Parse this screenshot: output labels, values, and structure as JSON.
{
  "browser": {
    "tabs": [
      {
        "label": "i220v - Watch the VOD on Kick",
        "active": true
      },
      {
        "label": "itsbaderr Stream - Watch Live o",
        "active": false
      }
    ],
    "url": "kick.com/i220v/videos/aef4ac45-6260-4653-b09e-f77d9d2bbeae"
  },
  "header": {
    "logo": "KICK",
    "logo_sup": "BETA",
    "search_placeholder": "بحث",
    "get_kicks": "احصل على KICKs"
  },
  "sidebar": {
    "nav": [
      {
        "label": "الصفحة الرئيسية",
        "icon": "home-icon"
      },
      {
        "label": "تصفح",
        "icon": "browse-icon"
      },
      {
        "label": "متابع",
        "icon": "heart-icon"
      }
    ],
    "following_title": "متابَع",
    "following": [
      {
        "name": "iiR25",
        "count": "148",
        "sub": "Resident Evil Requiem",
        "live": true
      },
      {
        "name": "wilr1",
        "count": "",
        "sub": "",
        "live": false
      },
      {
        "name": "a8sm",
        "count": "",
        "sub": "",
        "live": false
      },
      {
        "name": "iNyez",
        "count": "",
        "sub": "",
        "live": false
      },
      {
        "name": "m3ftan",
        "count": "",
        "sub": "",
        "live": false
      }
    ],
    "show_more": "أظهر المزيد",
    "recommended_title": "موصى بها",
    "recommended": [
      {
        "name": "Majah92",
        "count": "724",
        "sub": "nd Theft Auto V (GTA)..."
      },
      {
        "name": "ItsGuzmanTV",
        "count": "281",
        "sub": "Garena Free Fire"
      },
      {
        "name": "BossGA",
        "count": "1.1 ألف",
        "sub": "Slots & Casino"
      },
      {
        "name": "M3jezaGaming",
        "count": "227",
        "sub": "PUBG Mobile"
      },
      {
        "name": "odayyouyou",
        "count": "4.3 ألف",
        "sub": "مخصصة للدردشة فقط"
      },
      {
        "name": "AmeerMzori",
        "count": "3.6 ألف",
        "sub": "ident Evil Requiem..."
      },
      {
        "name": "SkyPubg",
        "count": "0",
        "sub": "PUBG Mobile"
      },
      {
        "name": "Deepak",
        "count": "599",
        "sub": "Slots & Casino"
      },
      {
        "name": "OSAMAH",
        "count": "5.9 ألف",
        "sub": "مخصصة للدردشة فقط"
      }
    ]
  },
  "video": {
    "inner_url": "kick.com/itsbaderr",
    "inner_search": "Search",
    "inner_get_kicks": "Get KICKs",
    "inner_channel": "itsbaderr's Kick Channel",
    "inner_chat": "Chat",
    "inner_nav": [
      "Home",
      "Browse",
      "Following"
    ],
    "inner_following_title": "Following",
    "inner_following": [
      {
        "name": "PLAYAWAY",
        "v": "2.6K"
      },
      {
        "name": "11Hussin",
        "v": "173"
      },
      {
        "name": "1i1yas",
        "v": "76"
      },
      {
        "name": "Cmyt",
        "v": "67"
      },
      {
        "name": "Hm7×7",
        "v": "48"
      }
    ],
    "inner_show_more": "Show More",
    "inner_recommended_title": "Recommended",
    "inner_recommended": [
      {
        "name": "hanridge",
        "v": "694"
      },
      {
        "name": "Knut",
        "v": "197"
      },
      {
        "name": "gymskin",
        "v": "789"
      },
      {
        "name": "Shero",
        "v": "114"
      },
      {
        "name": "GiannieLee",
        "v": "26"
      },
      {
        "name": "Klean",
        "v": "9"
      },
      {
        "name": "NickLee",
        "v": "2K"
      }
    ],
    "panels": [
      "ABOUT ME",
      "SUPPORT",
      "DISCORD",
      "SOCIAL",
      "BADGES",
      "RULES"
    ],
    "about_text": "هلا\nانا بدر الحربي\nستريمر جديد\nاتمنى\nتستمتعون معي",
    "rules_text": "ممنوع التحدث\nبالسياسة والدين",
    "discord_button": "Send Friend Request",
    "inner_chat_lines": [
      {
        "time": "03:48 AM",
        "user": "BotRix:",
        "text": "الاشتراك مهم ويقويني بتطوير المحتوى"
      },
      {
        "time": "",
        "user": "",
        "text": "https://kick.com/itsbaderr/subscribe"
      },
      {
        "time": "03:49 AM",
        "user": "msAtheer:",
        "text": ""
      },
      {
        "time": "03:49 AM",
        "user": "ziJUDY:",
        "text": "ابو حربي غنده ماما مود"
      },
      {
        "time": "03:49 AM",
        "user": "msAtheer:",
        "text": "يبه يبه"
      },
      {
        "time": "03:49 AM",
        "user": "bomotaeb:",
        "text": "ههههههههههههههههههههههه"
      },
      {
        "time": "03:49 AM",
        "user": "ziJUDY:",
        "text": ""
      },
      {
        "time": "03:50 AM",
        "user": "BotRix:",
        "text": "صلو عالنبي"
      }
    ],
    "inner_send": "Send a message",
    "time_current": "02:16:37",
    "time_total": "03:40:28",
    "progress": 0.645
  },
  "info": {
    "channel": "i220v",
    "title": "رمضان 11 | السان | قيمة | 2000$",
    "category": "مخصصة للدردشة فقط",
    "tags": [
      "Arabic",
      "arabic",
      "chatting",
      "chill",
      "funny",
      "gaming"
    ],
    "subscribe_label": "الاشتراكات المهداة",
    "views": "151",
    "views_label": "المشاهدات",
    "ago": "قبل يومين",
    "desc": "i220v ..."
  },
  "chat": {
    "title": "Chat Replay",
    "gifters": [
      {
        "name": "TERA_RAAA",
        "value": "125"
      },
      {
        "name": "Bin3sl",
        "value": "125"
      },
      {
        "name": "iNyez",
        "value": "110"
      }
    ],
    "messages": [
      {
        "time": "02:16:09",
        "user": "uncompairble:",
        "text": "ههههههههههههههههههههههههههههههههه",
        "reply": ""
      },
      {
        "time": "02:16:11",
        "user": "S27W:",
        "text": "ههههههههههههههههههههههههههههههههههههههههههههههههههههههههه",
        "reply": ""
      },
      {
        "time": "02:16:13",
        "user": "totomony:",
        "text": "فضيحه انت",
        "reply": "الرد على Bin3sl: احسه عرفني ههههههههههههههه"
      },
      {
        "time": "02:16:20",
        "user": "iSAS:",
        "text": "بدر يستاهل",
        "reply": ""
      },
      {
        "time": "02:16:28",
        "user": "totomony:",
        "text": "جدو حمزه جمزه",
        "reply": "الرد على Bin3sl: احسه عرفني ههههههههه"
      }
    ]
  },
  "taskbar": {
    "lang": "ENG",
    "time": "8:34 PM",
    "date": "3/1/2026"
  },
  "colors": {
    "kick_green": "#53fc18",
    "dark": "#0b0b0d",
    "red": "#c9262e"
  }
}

•••••

• _To be done_
Extract every record and return it verbatim.

• _Written solution_
Parse this screenshot: output labels, values, and structure as JSON.
{
  "browser": {
    "tabs": [
      {
        "label": "i220v - Watch the VOD on Kick",
        "active": true
      },
      {
        "label": "itsbaderr Stream - Watch Live o",
        "active": false
      }
    ],
    "url": "kick.com/i220v/videos/aef4ac45-6260-4653-b09e-f77d9d2bbeae"
  },
  "header": {
    "logo": "KICK",
    "logo_sup": "BETA",
    "search_placeholder": "بحث",
    "get_kicks": "احصل على KICKs"
  },
  "sidebar": {
    "nav": [
      {
        "label": "الصفحة الرئيسية",
        "icon": "home-icon"
      },
      {
        "label": "تصفح",
        "icon": "browse-icon"
      },
      {
        "label": "متابع",
        "icon": "heart-icon"
      }
    ],
    "following_title": "متابَع",
    "following": [
      {
        "name": "iiR25",
        "count": "148",
        "sub": "Resident Evil Requiem",
        "live": true
      },
      {
        "name": "wilr1",
        "count": "",
        "sub": "",
        "live": false
      },
      {
        "name": "a8sm",
        "count": "",
        "sub": "",
        "live": false
      },
      {
        "name": "iNyez",
        "count": "",
        "sub": "",
        "live": false
      },
      {
        "name": "m3ftan",
        "count": "",
        "sub": "",
        "live": false
      }
    ],
    "show_more": "أظهر المزيد",
    "recommended_title": "موصى بها",
    "recommended": [
      {
        "name": "Majah92",
        "count": "724",
        "sub": "nd Theft Auto V (GTA)..."
      },
      {
        "name": "ItsGuzmanTV",
        "count": "281",
        "sub": "Garena Free Fire"
      },
      {
        "name": "BossGA",
        "count": "1.1 ألف",
        "sub": "Slots & Casino"
      },
      {
        "name": "M3jezaGaming",
        "count": "227",
        "sub": "PUBG Mobile"
      },
      {
        "name": "odayyouyou",
        "count": "4.3 ألف",
        "sub": "مخصصة للدردشة فقط"
      },
      {
        "name": "AmeerMzori",
        "count": "3.6 ألف",
        "sub": "ident Evil Requiem..."
      },
      {
        "name": "SkyPubg",
        "count": "0",
        "sub": "PUBG Mobile"
      },
      {
        "name": "Deepak",
        "count": "599",
        "sub": "Slots & Casino"
      },
      {
        "name": "OSAMAH",
        "count": "5.9 ألف",
        "sub": "مخصصة للدردشة فقط"
      }
    ]
  },
  "video": {
    "inner_url": "kick.com/itsbaderr",
    "inner_search": "Search",
    "inner_get_kicks": "Get KICKs",
    "inner_channel": "itsbaderr's Kick Channel",
    "inner_chat": "Chat",
    "inner_nav": [
      "Home",
      "Browse",
      "Following"
    ],
    "inner_following_title": "Following",
    "inner_following": [
      {
        "name": "PLAYAWAY",
        "v": "2.6K"
      },
      {
        "name": "11Hussin",
        "v": "173"
      },
      {
        "name": "1i1yas",
        "v": "76"
      },
      {
        "name": "Cmyt",
        "v": "67"
      },
      {
        "name": "Hm7×7",
        "v": "48"
      }
    ],
    "inner_show_more": "Show More",
    "inner_recommended_title": "Recommended",
    "inner_recommended": [
      {
        "name": "hanridge",
        "v": "694"
      },
      {
        "name": "Knut",
        "v": "197"
      },
      {
        "name": "gymskin",
        "v": "789"
      },
      {
        "name": "Shero",
        "v": "114"
      },
      {
        "name": "GiannieLee",
        "v": "26"
      },
      {
        "name": "Klean",
        "v": "9"
      },
      {
        "name": "NickLee",
        "v": "2K"
      }
    ],
    "panels": [
      "ABOUT ME",
      "SUPPORT",
      "DISCORD",
      "SOCIAL",
      "BADGES",
      "RULES"
    ],
    "about_text": "هلا\nانا بدر الحربي\nستريمر جديد\nاتمنى\nتستمتعون معي",
    "rules_text": "ممنوع التحدث\nبالسياسة والدين",
    "discord_button": "Send Friend Request",
    "inner_chat_lines": [
      {
        "time": "03:48 AM",
        "user": "BotRix:",
        "text": "الاشتراك مهم ويقويني بتطوير المحتوى"
      },
      {
        "time": "",
        "user": "",
        "text": "https://kick.com/itsbaderr/subscribe"
      },
      {
        "time": "03:49 AM",
        "user": "msAtheer:",
        "text": ""
      },
      {
        "time": "03:49 AM",
        "user": "ziJUDY:",
        "text": "ابو حربي غنده ماما مود"
      },
      {
        "time": "03:49 AM",
        "user": "msAtheer:",
        "text": "يبه يبه"
      },
      {
        "time": "03:49 AM",
        "user": "bomotaeb:",
        "text": "ههههههههههههههههههههههه"
      },
      {
        "time": "03:49 AM",
        "user": "ziJUDY:",
        "text": ""
      },
      {
        "time": "03:50 AM",
        "user": "BotRix:",
        "text": "صلو عالنبي"
      }
    ],
    "inner_send": "Send a message",
    "time_current": "02:16:37",
    "time_total": "03:40:28",
    "progress": 0.645
  },
  "info": {
    "channel": "i220v",
    "title": "رمضان 11 | السان | قيمة | 2000$",
    "category": "مخصصة للدردشة فقط",
    "tags": [
      "Arabic",
      "arabic",
      "chatting",
      "chill",
      "funny",
      "gaming"
    ],
    "subscribe_label": "الاشتراكات المهداة",
    "views": "151",
    "views_label": "المشاهدات",
    "ago": "قبل يومين",
    "desc": "i220v ..."
  },
  "chat": {
    "title": "Chat Replay",
    "gifters": [
      {
        "name": "TERA_RAAA",
        "value": "125"
      },
      {
        "name": "Bin3sl",
        "value": "125"
      },
      {
        "name": "iNyez",
        "value": "110"
      }
    ],
    "messages": [
      {
        "time": "02:16:09",
        "user": "uncompairble:",
        "text": "ههههههههههههههههههههههههههههههههه",
        "reply": ""
      },
      {
        "time": "02:16:11",
        "user": "S27W:",
        "text": "ههههههههههههههههههههههههههههههههههههههههههههههههههههههههه",
        "reply": ""
      },
      {
        "time": "02:16:13",
        "user": "totomony:",
        "text": "فضيحه انت",
        "reply": "الرد على Bin3sl: احسه عرفني ههههههههههههههه"
      },
      {
        "time": "02:16:20",
        "user": "iSAS:",
        "text": "بدر يستاهل",
        "reply": ""
      },
      {
        "time": "02:16:28",
        "user": "totomony:",
        "text": "جدو حمزه جمزه",
        "reply": "الرد على Bin3sl: احسه عرفني ههههههههه"
      }
    ]
  },
  "taskbar": {
    "lang": "ENG",
    "time": "8:34 PM",
    "date": "3/1/2026"
  },
  "colors": {
    "kick_green": "#53fc18",
    "dark": "#0b0b0d",
    "red": "#c9262e"
  }
}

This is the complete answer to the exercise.